• **Objective**:
Scan the data. Collect each line that contains the word "cumilative".

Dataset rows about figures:
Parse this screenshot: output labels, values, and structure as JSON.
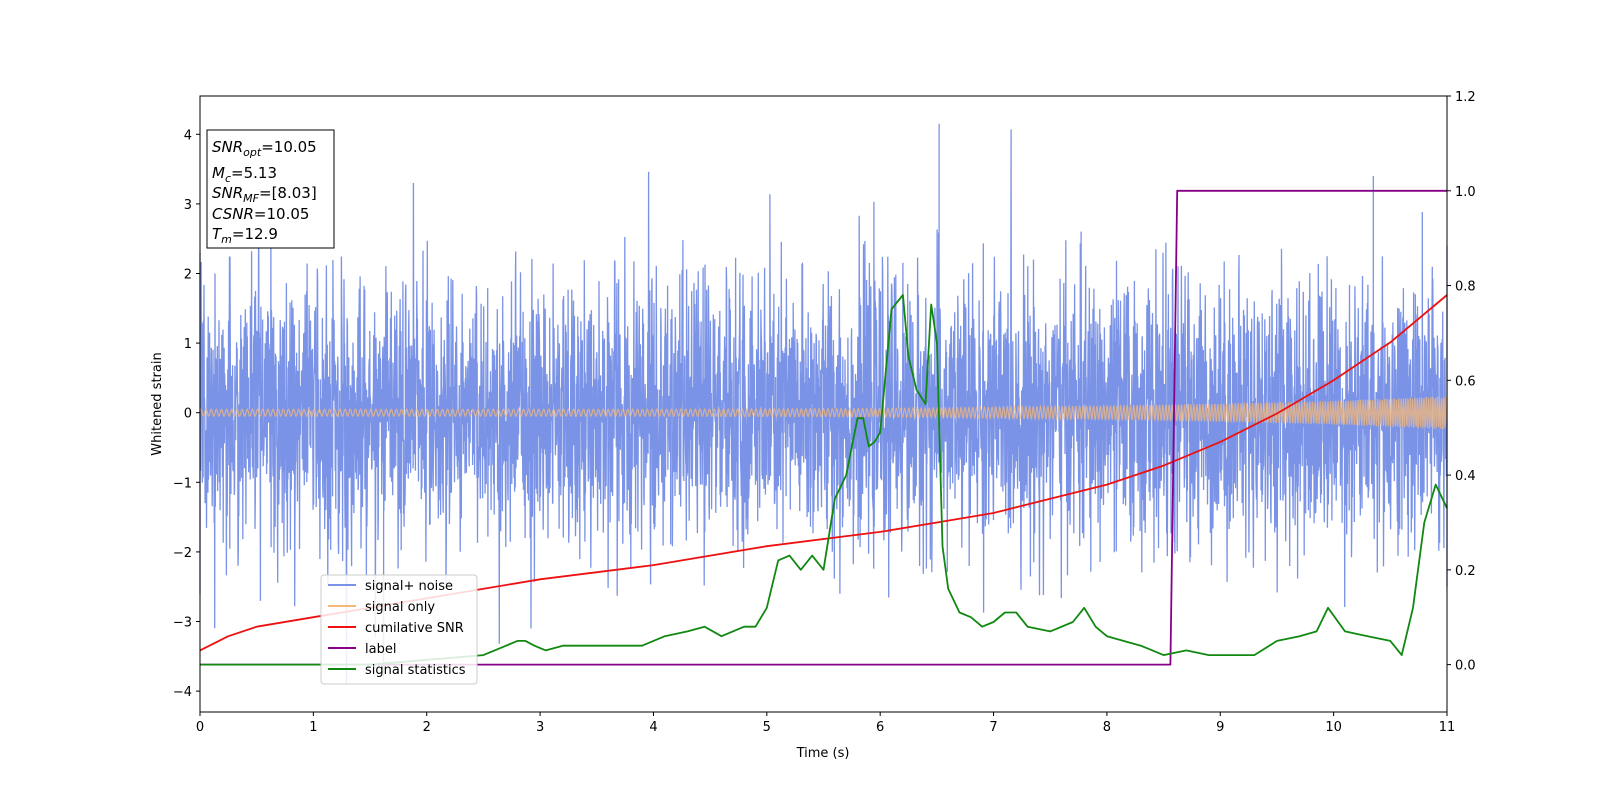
{
  "chart_data": {
    "type": "line",
    "xlabel": "Time (s)",
    "ylabel": "Whitened strain",
    "xlim": [
      0,
      11
    ],
    "ylim": [
      -4.3,
      4.55
    ],
    "y2lim": [
      -0.1,
      1.2
    ],
    "xticks": [
      "0",
      "1",
      "2",
      "3",
      "4",
      "5",
      "6",
      "7",
      "8",
      "9",
      "10",
      "11"
    ],
    "yticks": [
      "−4",
      "−3",
      "−2",
      "−1",
      "0",
      "1",
      "2",
      "3",
      "4"
    ],
    "y2ticks": [
      "0.0",
      "0.2",
      "0.4",
      "0.6",
      "0.8",
      "1.0",
      "1.2"
    ],
    "grid": false,
    "legend_position": "lower-left",
    "legend": [
      "signal+ noise",
      "signal only",
      "cumilative SNR",
      "label",
      "signal statistics"
    ],
    "colors": {
      "signal_noise": "#7a93e6",
      "signal_only": "#f5b87a",
      "cumulative_snr": "#ee1111",
      "label": "#880088",
      "signal_statistics": "#118811"
    },
    "annotation": {
      "snr_opt": {
        "name": "SNR",
        "sub": "opt",
        "value": "=10.05"
      },
      "mc": {
        "name": "M",
        "sub": "c",
        "value": "=5.13"
      },
      "snr_mf": {
        "name": "SNR",
        "sub": "MF",
        "value": "=[8.03]"
      },
      "csnr": {
        "name": "CSNR",
        "sub": "",
        "value": "=10.05"
      },
      "tm": {
        "name": "T",
        "sub": "m",
        "value": "=12.9"
      }
    },
    "series": [
      {
        "name": "signal+ noise",
        "axis": "left",
        "description_points": {
          "envelope_upper": [
            [
              0,
              2.3
            ],
            [
              6.52,
              4.15
            ],
            [
              10.35,
              3.4
            ],
            [
              11,
              2.4
            ]
          ],
          "envelope_lower": [
            [
              0,
              -2.6
            ],
            [
              1.62,
              -3.85
            ],
            [
              11,
              -2.5
            ]
          ]
        }
      },
      {
        "name": "signal only",
        "axis": "left",
        "amplitude_envelope": [
          [
            0,
            0.05
          ],
          [
            2,
            0.05
          ],
          [
            4,
            0.05
          ],
          [
            6,
            0.06
          ],
          [
            7,
            0.08
          ],
          [
            8,
            0.1
          ],
          [
            9,
            0.13
          ],
          [
            10,
            0.17
          ],
          [
            11,
            0.24
          ]
        ]
      },
      {
        "name": "cumilative SNR",
        "axis": "right",
        "x": [
          0,
          0.25,
          0.5,
          1,
          1.5,
          2,
          3,
          4,
          5,
          6,
          6.5,
          7,
          7.5,
          8,
          8.5,
          9,
          9.5,
          10,
          10.5,
          11
        ],
        "y": [
          0.03,
          0.06,
          0.08,
          0.1,
          0.12,
          0.14,
          0.18,
          0.21,
          0.25,
          0.28,
          0.3,
          0.32,
          0.35,
          0.38,
          0.42,
          0.47,
          0.53,
          0.6,
          0.68,
          0.78
        ]
      },
      {
        "name": "label",
        "axis": "right",
        "x": [
          0,
          8.56,
          8.62,
          11
        ],
        "y": [
          0,
          0,
          1,
          1
        ]
      },
      {
        "name": "signal statistics",
        "axis": "right",
        "x": [
          0,
          1.5,
          2.5,
          2.7,
          2.8,
          2.87,
          2.95,
          3.05,
          3.2,
          3.5,
          3.9,
          4.1,
          4.3,
          4.45,
          4.6,
          4.8,
          4.9,
          5.0,
          5.1,
          5.2,
          5.3,
          5.4,
          5.5,
          5.6,
          5.7,
          5.8,
          5.85,
          5.9,
          5.95,
          6.0,
          6.1,
          6.2,
          6.25,
          6.32,
          6.4,
          6.45,
          6.5,
          6.55,
          6.6,
          6.7,
          6.8,
          6.9,
          7.0,
          7.1,
          7.2,
          7.3,
          7.5,
          7.7,
          7.8,
          7.9,
          8.0,
          8.3,
          8.5,
          8.7,
          8.9,
          9.1,
          9.3,
          9.5,
          9.7,
          9.85,
          9.95,
          10.1,
          10.3,
          10.5,
          10.6,
          10.7,
          10.8,
          10.9,
          11.0
        ],
        "y": [
          0.0,
          0.0,
          0.02,
          0.04,
          0.05,
          0.05,
          0.04,
          0.03,
          0.04,
          0.04,
          0.04,
          0.06,
          0.07,
          0.08,
          0.06,
          0.08,
          0.08,
          0.12,
          0.22,
          0.23,
          0.2,
          0.23,
          0.2,
          0.35,
          0.4,
          0.52,
          0.52,
          0.46,
          0.47,
          0.49,
          0.75,
          0.78,
          0.65,
          0.58,
          0.55,
          0.76,
          0.68,
          0.25,
          0.16,
          0.11,
          0.1,
          0.08,
          0.09,
          0.11,
          0.11,
          0.08,
          0.07,
          0.09,
          0.12,
          0.08,
          0.06,
          0.04,
          0.02,
          0.03,
          0.02,
          0.02,
          0.02,
          0.05,
          0.06,
          0.07,
          0.12,
          0.07,
          0.06,
          0.05,
          0.02,
          0.12,
          0.3,
          0.38,
          0.33
        ]
      }
    ]
  }
}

• **Response to this task**:
      "cumilative SNR",
        "name": "cumilative SNR",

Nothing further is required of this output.